— BEGIN Records to process —

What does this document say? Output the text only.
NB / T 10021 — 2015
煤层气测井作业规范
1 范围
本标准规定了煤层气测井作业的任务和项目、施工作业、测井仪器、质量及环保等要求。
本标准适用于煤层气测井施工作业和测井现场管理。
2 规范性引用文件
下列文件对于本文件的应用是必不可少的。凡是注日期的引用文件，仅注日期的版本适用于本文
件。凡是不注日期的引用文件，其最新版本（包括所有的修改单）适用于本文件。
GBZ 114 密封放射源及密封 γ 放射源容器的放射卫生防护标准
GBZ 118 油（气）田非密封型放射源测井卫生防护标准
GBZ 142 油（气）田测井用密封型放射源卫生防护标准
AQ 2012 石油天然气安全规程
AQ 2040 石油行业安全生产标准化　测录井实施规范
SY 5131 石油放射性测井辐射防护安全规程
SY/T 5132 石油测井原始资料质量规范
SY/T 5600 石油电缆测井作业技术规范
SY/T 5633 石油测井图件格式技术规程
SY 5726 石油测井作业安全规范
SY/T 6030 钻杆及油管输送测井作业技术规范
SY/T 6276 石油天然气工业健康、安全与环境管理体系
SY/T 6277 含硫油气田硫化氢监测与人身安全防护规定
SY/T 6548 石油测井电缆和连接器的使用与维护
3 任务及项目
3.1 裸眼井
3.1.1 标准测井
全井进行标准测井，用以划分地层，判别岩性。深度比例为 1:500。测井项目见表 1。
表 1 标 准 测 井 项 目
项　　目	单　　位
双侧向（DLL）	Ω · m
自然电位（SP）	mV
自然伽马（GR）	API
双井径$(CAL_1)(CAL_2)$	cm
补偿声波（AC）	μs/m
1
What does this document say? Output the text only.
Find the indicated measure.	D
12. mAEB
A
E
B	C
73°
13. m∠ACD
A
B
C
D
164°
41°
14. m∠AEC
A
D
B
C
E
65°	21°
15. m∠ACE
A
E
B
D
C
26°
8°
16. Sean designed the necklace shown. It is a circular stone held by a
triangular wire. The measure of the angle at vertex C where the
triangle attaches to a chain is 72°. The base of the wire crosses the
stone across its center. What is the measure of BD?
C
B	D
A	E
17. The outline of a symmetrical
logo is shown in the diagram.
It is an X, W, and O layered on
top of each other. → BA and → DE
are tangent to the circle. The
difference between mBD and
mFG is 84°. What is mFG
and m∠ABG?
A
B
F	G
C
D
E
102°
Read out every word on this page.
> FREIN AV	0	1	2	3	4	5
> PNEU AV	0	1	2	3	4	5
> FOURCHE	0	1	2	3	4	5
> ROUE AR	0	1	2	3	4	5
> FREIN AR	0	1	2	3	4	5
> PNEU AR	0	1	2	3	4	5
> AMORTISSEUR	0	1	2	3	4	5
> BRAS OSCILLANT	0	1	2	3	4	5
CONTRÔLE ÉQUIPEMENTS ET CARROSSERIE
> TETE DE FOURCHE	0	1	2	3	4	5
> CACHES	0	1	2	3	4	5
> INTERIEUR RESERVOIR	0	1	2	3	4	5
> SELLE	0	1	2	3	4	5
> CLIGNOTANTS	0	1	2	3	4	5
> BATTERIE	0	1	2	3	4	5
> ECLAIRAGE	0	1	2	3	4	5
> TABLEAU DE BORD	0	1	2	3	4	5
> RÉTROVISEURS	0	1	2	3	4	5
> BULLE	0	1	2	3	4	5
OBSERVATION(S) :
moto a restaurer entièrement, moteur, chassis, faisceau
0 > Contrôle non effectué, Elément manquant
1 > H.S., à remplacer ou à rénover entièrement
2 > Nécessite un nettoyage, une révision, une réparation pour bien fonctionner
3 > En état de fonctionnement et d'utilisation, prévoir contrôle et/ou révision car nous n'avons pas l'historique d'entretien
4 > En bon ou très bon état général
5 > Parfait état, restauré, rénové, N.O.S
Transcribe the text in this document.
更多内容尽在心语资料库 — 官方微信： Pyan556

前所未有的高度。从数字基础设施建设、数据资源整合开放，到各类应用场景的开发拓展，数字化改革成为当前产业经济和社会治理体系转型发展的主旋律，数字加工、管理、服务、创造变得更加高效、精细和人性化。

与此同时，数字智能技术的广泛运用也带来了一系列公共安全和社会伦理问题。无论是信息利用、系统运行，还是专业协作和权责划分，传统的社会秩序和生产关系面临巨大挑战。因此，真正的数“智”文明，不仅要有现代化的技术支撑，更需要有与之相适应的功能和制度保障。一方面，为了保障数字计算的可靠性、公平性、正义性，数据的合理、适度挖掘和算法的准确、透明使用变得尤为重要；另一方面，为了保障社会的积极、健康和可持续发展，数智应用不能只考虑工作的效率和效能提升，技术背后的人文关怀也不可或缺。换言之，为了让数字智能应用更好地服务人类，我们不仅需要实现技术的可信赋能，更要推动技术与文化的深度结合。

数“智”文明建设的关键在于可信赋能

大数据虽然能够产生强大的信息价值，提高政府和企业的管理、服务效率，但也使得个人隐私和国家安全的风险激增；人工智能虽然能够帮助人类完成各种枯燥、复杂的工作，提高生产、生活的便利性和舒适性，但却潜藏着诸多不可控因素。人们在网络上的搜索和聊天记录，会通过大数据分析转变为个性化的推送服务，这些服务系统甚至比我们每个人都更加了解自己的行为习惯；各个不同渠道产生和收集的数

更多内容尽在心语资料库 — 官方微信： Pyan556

— END Records to process —

§ Task to complete
Check each line above for the word "What" and give the number of lines that have it, nothing else.

§ Task answer
4